Dataset excerpt
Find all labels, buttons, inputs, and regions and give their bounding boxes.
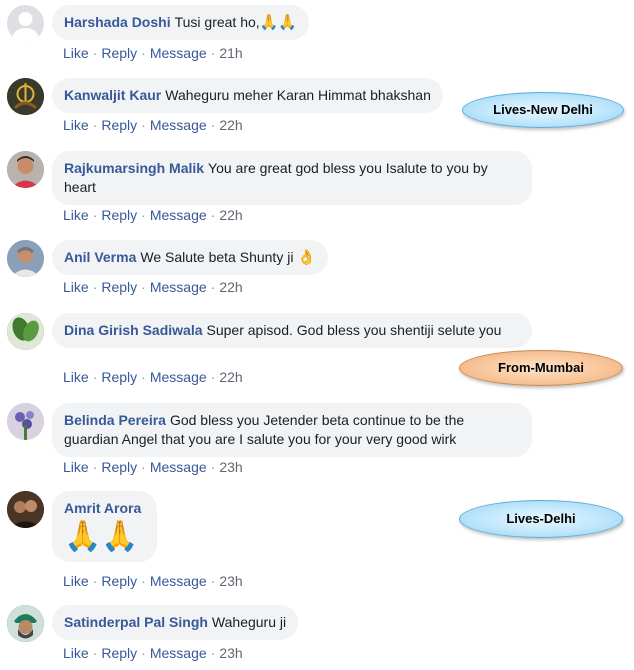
message-link[interactable]: Message [150,573,207,589]
separator: · [141,459,146,475]
message-link[interactable]: Message [150,207,207,223]
location-tag: Lives-New Delhi [462,92,624,128]
separator: · [141,369,146,385]
separator: · [92,45,98,61]
default-avatar-icon[interactable] [7,5,44,42]
comment-text: Super apisod. God bless you shentiji sel… [206,322,502,338]
comment-time[interactable]: 22h [219,117,242,133]
comment-actions: Like · Reply · Message · 22h [63,117,243,133]
man-avatar[interactable] [7,151,44,188]
like-link[interactable]: Like [63,369,89,385]
separator: · [92,369,98,385]
comment-time[interactable]: 23h [219,573,242,589]
reply-link[interactable]: Reply [101,117,137,133]
comment-bubble: Dina Girish Sadiwala Super apisod. God bl… [52,313,532,348]
comment-author[interactable]: Belinda Pereira [64,412,166,428]
flowers-avatar[interactable] [7,403,44,440]
comment-author[interactable]: Kanwaljit Kaur [64,87,161,103]
separator: · [210,573,216,589]
comment-actions: Like · Reply · Message · 22h [63,279,243,295]
comment-bubble: Kanwaljit Kaur Waheguru meher Karan Himma… [52,78,443,113]
comment-text: Waheguru ji [211,614,287,630]
separator: · [92,573,98,589]
message-link[interactable]: Message [150,369,207,385]
like-link[interactable]: Like [63,117,89,133]
comment-actions: Like · Reply · Message · 23h [63,645,243,661]
separator: · [141,207,146,223]
comment-actions: Like · Reply · Message · 23h [63,573,243,589]
comment-actions: Like · Reply · Message · 22h [63,207,243,223]
separator: · [210,279,216,295]
separator: · [210,459,216,475]
khanda-avatar[interactable] [7,78,44,115]
comment-author[interactable]: Amrit Arora [64,500,141,516]
comment-bubble: Rajkumarsingh Malik You are great god ble… [52,151,532,205]
separator: · [141,279,146,295]
pray-emoji-icon: 🙏🙏 [259,14,298,31]
separator: · [141,45,146,61]
comment-bubble: Harshada Doshi Tusi great ho,🙏🙏 [52,5,310,40]
comment-author[interactable]: Dina Girish Sadiwala [64,322,203,338]
comment-time[interactable]: 22h [219,369,242,385]
separator: · [210,117,216,133]
separator: · [92,117,98,133]
plant-avatar[interactable] [7,313,44,350]
comment-actions: Like · Reply · Message · 23h [63,459,243,475]
like-link[interactable]: Like [63,45,89,61]
like-link[interactable]: Like [63,573,89,589]
separator: · [141,117,146,133]
comment-bubble: Amrit Arora 🙏🙏 [52,491,158,562]
pray-emoji-icon: 🙏🙏 [64,520,139,553]
message-link[interactable]: Message [150,459,207,475]
comment-text: Tusi great ho, [174,14,260,30]
comment-author[interactable]: Satinderpal Pal Singh [64,614,208,630]
reply-link[interactable]: Reply [101,369,137,385]
separator: · [210,645,216,661]
comment-author[interactable]: Rajkumarsingh Malik [64,160,204,176]
separator: · [210,369,216,385]
comment-time[interactable]: 21h [219,45,242,61]
location-tag: Lives-Delhi [459,500,623,538]
comment-time[interactable]: 23h [219,645,242,661]
couple-avatar[interactable] [7,491,44,528]
comment-author[interactable]: Harshada Doshi [64,14,171,30]
reply-link[interactable]: Reply [101,573,137,589]
like-link[interactable]: Like [63,279,89,295]
separator: · [92,459,98,475]
separator: · [92,279,98,295]
turban-avatar[interactable] [7,605,44,642]
comment-bubble: Satinderpal Pal Singh Waheguru ji [52,605,299,640]
comment-author[interactable]: Anil Verma [64,249,136,265]
comment-text: Waheguru meher Karan Himmat bhakshan [165,87,431,103]
message-link[interactable]: Message [150,645,207,661]
comment-bubble: Belinda Pereira God bless you Jetender be… [52,403,532,457]
comment-time[interactable]: 22h [219,279,242,295]
message-link[interactable]: Message [150,279,207,295]
separator: · [92,645,98,661]
comment-bubble: Anil Verma We Salute beta Shunty ji 👌 [52,240,329,275]
reply-link[interactable]: Reply [101,45,137,61]
location-tag: From-Mumbai [459,350,623,386]
ok-hand-emoji-icon: 👌 [297,249,317,266]
reply-link[interactable]: Reply [101,645,137,661]
message-link[interactable]: Message [150,117,207,133]
comment-actions: Like · Reply · Message · 21h [63,45,243,61]
man-avatar[interactable] [7,240,44,277]
comment-text: We Salute beta Shunty ji [140,249,294,265]
separator: · [210,207,216,223]
separator: · [92,207,98,223]
like-link[interactable]: Like [63,459,89,475]
like-link[interactable]: Like [63,207,89,223]
reply-link[interactable]: Reply [101,459,137,475]
separator: · [141,573,146,589]
reply-link[interactable]: Reply [101,207,137,223]
comment-time[interactable]: 22h [219,207,242,223]
reply-link[interactable]: Reply [101,279,137,295]
comment-actions: Like · Reply · Message · 22h [63,369,243,385]
separator: · [141,645,146,661]
separator: · [210,45,216,61]
comment-time[interactable]: 23h [219,459,242,475]
message-link[interactable]: Message [150,45,207,61]
like-link[interactable]: Like [63,645,89,661]
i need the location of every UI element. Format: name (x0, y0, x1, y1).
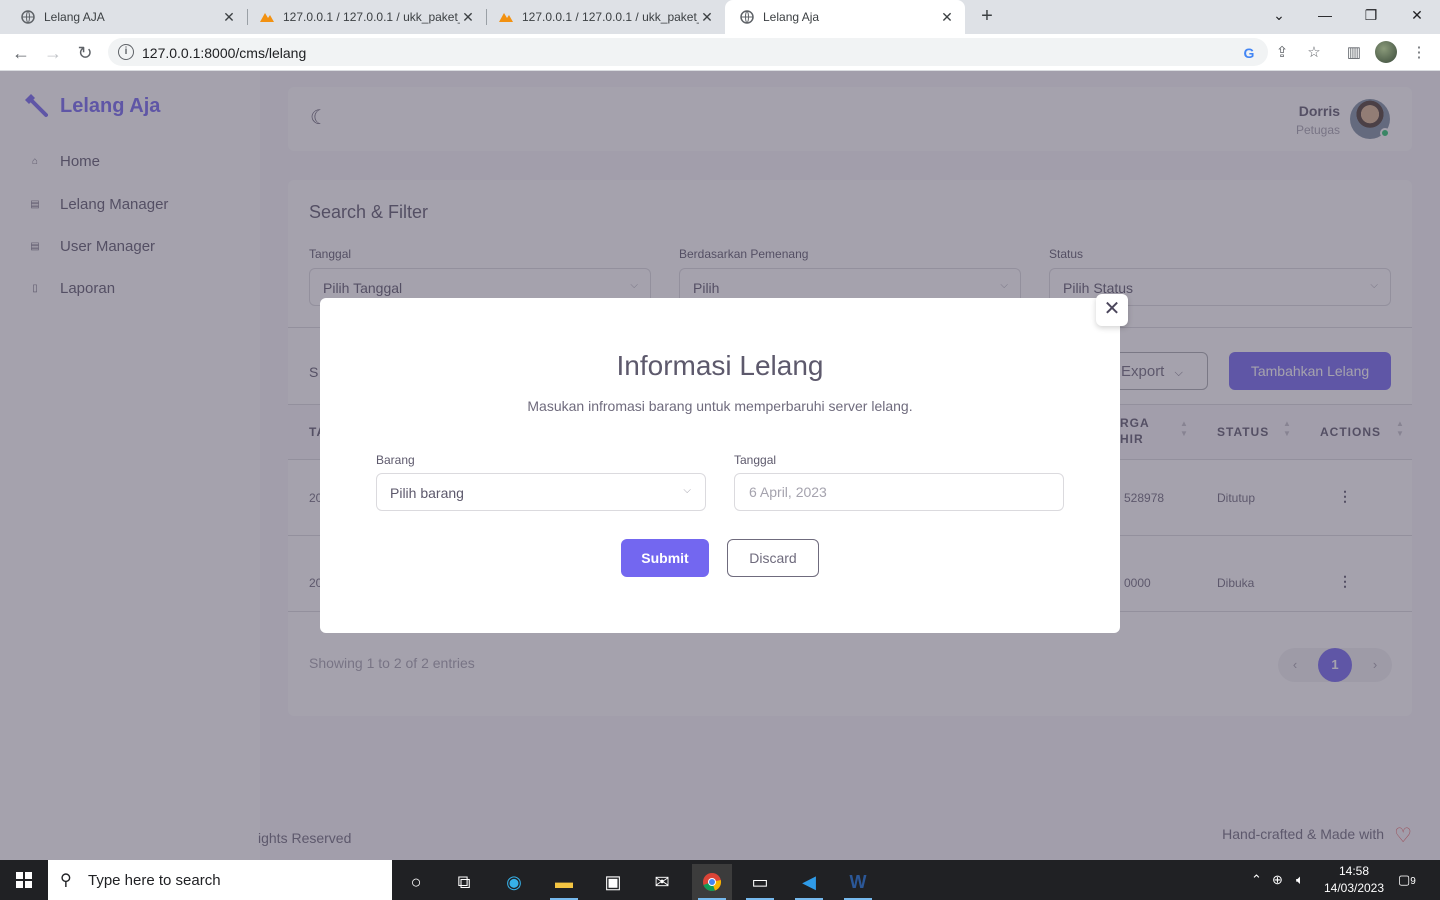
network-icon[interactable]: ⊕ (1272, 872, 1283, 888)
forward-button[interactable]: → (40, 40, 66, 66)
new-tab-button[interactable]: + (975, 5, 999, 29)
word-icon[interactable]: W (838, 864, 878, 900)
modal-subtitle: Masukan infromasi barang untuk memperbar… (527, 398, 913, 414)
search-icon: ⚲ (60, 872, 72, 889)
terminal-icon[interactable]: ▭ (740, 864, 780, 900)
chevron-down-icon: ⌵ (683, 485, 691, 496)
taskbar-clock[interactable]: 14:58 14/03/2023 (1322, 863, 1386, 897)
profile-avatar[interactable] (1375, 41, 1397, 63)
browser-tab-strip: Lelang AJA ✕ 127.0.0.1 / 127.0.0.1 / ukk… (0, 0, 1440, 34)
tab-title: Lelang AJA (44, 10, 105, 24)
volume-icon[interactable]: 🔈︎ (1296, 872, 1304, 888)
phpmyadmin-icon (498, 9, 514, 25)
chrome-icon[interactable] (692, 864, 732, 900)
tab-title: Lelang Aja (763, 10, 820, 24)
close-tab-icon[interactable]: ✕ (460, 9, 476, 25)
barang-label: Barang (376, 453, 415, 467)
submit-button[interactable]: Submit (621, 539, 709, 577)
clock-date: 14/03/2023 (1323, 881, 1385, 895)
browser-tab-3[interactable]: 127.0.0.1 / 127.0.0.1 / ukk_paket_ ✕ (486, 0, 725, 34)
modal-title: Informasi Lelang (616, 350, 824, 381)
browser-toolbar: ← → ↻ i 127.0.0.1:8000/cms/lelang G ⇪ ☆ … (0, 34, 1440, 71)
notification-count: 9 (1410, 876, 1416, 887)
mail-icon[interactable]: ✉ (642, 864, 682, 900)
notification-icon[interactable]: ▢9 (1398, 872, 1416, 888)
vscode-icon[interactable]: ◀ (789, 864, 829, 900)
informasi-lelang-modal: ✕ Informasi Lelang Masukan infromasi bar… (320, 294, 1128, 633)
select-value: Pilih barang (390, 485, 464, 501)
edge-icon[interactable]: ◉ (494, 864, 534, 900)
google-icon[interactable]: G (1240, 44, 1258, 62)
browser-tab-1[interactable]: Lelang AJA ✕ (0, 0, 247, 34)
info-icon[interactable]: i (118, 44, 134, 60)
close-tab-icon[interactable]: ✕ (699, 9, 715, 25)
browser-tab-4[interactable]: Lelang Aja ✕ (725, 0, 965, 34)
file-explorer-icon[interactable]: ▬ (544, 864, 584, 900)
store-icon[interactable]: ▣ (593, 864, 633, 900)
back-button[interactable]: ← (8, 40, 34, 66)
search-placeholder: Type here to search (88, 872, 221, 889)
close-tab-icon[interactable]: ✕ (221, 9, 237, 25)
browser-tab-2[interactable]: 127.0.0.1 / 127.0.0.1 / ukk_paket_ ✕ (247, 0, 486, 34)
barang-select[interactable]: Pilih barang ⌵ (376, 473, 706, 511)
close-tab-icon[interactable]: ✕ (939, 9, 955, 25)
globe-icon (20, 9, 36, 25)
taskbar: ⚲ Type here to search ○ ⧉ ◉ ▬ ▣ ✉ ▭ ◀ W … (0, 860, 1440, 900)
bookmark-star-icon[interactable]: ☆ (1303, 42, 1325, 64)
reload-button[interactable]: ↻ (72, 40, 98, 66)
side-panel-icon[interactable]: ▥ (1343, 42, 1365, 64)
minimize-button[interactable]: — (1302, 0, 1348, 34)
tanggal-input[interactable] (734, 473, 1064, 511)
url-text: 127.0.0.1:8000/cms/lelang (142, 45, 307, 61)
globe-icon (739, 9, 755, 25)
discard-button[interactable]: Discard (727, 539, 819, 577)
app-viewport: Lelang Aja ⌂ Home ▤ Lelang Manager ▤ Use… (0, 71, 1440, 860)
cortana-icon[interactable]: ○ (396, 864, 436, 900)
start-button[interactable] (0, 860, 48, 900)
tab-title: 127.0.0.1 / 127.0.0.1 / ukk_paket_ (522, 10, 699, 24)
more-menu-icon[interactable]: ⋮ (1408, 42, 1430, 64)
task-view-icon[interactable]: ⧉ (444, 864, 484, 900)
restore-button[interactable]: ❐ (1348, 0, 1394, 34)
clock-time: 14:58 (1338, 864, 1370, 878)
share-icon[interactable]: ⇪ (1271, 42, 1293, 64)
address-bar[interactable]: i 127.0.0.1:8000/cms/lelang G (108, 38, 1268, 66)
chevron-up-icon[interactable]: ⌃ (1251, 872, 1262, 888)
taskbar-search[interactable]: ⚲ Type here to search (48, 860, 392, 900)
tanggal-label: Tanggal (734, 453, 777, 467)
tab-title: 127.0.0.1 / 127.0.0.1 / ukk_paket_ (283, 10, 460, 24)
windows-icon (16, 872, 32, 888)
tab-search-icon[interactable]: ⌄ (1256, 0, 1302, 34)
close-icon[interactable]: ✕ (1096, 294, 1128, 326)
phpmyadmin-icon (259, 9, 275, 25)
close-window-button[interactable]: ✕ (1394, 0, 1440, 34)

(Short exercise) Put the lines starting with the line with "message-link[interactable]: Message [150,573,207,589]" and going on through the line with "like-link[interactable]: Like [63,369,89,385]" into a numbered list, leaving out any blank lines.

(Exercise answer)
1. message-link[interactable]: Message [150,573,207,589]
2. separator: · [141,459,146,475]
3. message-link[interactable]: Message [150,207,207,223]
4. location-tag: Lives-New Delhi [462,92,624,128]
5. separator: · [141,369,146,385]
6. separator: · [92,45,98,61]
7. default-avatar-icon[interactable] [7,5,44,42]
8. comment-text: Super apisod. God bless you shentiji sel… [206,322,502,338]
9. comment-time[interactable]: 22h [219,117,242,133]
10. comment-actions: Like · Reply · Message · 22h [63,117,243,133]
11. man-avatar[interactable] [7,151,44,188]
12. like-link[interactable]: Like [63,369,89,385]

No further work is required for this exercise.